### DATA
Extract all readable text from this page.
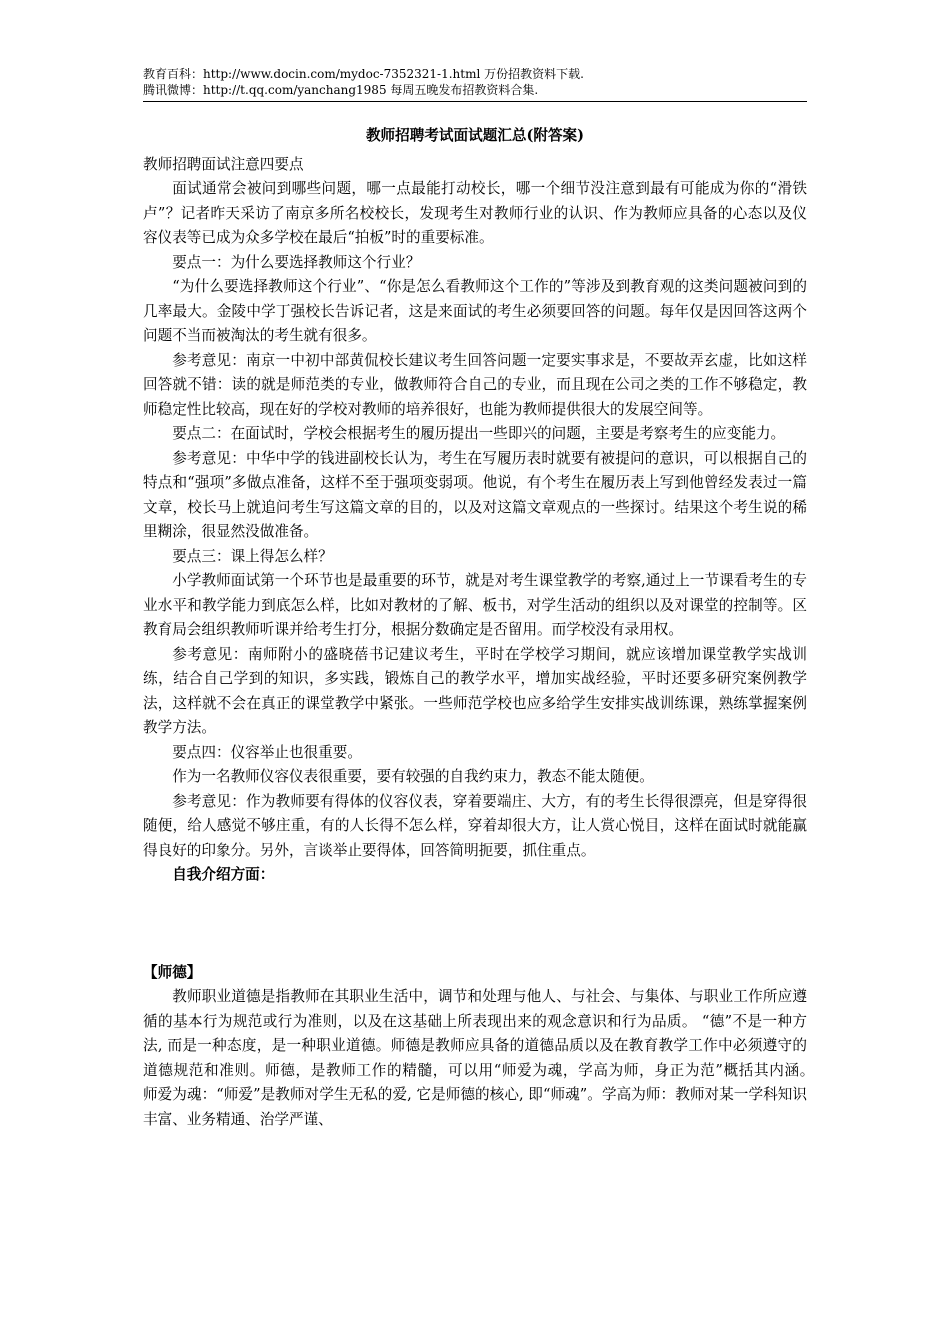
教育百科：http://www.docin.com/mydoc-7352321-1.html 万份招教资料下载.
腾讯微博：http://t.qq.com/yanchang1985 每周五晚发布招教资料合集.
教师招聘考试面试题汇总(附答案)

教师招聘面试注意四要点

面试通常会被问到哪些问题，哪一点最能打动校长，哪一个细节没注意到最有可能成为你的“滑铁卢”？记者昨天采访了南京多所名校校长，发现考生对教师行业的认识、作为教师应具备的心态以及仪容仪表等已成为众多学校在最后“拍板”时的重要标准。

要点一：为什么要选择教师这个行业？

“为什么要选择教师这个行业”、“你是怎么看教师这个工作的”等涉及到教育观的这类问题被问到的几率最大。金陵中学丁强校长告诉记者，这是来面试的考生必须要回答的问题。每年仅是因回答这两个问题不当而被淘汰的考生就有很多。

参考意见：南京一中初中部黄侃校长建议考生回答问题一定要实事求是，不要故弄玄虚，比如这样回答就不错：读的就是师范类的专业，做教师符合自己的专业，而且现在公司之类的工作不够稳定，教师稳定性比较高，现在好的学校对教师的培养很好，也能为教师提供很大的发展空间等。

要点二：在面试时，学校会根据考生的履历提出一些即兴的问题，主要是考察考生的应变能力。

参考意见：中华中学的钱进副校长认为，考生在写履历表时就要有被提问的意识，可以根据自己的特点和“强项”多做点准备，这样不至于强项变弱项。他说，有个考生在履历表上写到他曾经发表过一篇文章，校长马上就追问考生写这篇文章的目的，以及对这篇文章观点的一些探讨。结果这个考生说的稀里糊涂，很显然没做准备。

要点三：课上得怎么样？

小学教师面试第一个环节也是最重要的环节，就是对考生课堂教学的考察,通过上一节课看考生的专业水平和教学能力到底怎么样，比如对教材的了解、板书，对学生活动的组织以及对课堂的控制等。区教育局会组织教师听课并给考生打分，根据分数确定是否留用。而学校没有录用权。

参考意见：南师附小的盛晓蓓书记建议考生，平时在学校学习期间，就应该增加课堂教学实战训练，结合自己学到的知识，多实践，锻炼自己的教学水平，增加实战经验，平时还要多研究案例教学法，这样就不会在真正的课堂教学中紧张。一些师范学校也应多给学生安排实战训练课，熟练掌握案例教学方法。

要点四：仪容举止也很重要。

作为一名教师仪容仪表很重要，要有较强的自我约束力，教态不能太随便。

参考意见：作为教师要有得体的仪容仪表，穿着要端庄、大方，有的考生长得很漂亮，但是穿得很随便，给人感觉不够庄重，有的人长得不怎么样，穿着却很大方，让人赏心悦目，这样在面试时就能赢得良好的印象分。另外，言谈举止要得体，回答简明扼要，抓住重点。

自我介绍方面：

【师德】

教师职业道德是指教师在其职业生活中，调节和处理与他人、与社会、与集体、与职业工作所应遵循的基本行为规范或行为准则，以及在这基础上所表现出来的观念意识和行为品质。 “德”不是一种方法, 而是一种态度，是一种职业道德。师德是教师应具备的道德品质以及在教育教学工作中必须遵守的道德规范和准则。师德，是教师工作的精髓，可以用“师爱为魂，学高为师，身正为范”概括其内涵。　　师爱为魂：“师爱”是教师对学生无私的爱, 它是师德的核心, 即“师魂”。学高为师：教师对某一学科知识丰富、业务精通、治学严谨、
* * *
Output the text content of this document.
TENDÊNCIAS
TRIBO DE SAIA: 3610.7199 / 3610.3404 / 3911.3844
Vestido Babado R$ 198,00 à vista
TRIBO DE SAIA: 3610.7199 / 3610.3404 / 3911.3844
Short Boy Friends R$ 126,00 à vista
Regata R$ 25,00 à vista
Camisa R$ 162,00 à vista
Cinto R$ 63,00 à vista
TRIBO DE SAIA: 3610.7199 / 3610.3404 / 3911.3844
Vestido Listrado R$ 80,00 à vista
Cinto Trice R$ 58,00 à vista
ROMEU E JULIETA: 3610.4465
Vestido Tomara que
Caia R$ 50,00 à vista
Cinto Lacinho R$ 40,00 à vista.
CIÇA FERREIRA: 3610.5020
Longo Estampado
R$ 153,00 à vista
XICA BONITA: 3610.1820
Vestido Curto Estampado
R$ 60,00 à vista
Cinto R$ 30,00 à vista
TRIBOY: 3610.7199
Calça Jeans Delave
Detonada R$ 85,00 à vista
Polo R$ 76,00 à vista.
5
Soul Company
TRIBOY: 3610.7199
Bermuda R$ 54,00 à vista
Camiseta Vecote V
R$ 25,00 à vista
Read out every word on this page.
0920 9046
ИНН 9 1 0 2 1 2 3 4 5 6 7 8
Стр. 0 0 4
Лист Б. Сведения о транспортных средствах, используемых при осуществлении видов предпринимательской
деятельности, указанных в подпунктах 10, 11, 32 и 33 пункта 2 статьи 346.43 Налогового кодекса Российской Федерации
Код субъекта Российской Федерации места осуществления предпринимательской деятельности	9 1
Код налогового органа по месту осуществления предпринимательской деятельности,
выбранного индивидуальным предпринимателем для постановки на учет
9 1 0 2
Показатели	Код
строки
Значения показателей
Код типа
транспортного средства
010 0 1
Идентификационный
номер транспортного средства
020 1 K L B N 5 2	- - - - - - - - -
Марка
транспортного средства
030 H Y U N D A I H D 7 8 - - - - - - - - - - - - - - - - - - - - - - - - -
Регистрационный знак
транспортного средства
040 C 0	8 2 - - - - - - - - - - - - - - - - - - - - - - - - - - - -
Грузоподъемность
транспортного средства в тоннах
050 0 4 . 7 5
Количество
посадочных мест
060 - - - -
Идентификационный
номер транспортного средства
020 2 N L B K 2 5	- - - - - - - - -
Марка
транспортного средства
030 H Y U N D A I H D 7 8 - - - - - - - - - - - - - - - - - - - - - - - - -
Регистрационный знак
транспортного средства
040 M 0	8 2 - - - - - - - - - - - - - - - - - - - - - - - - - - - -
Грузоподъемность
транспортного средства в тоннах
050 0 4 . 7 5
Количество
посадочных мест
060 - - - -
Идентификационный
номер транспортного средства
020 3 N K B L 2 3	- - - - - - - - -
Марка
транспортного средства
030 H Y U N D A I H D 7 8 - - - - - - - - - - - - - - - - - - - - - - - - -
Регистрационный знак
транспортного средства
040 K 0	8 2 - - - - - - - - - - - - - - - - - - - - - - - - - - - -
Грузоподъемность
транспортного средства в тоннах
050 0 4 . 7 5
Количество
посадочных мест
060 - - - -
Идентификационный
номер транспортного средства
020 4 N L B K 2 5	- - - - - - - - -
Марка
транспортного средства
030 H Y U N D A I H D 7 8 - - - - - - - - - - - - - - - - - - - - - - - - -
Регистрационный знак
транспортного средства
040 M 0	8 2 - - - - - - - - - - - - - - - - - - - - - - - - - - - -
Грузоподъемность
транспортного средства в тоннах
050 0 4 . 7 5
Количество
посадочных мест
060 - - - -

### REQUIREMENT
How many lines in the records above contain the word "Российской"? Reply with the number and nothing more.

### TASK RESPONSE
2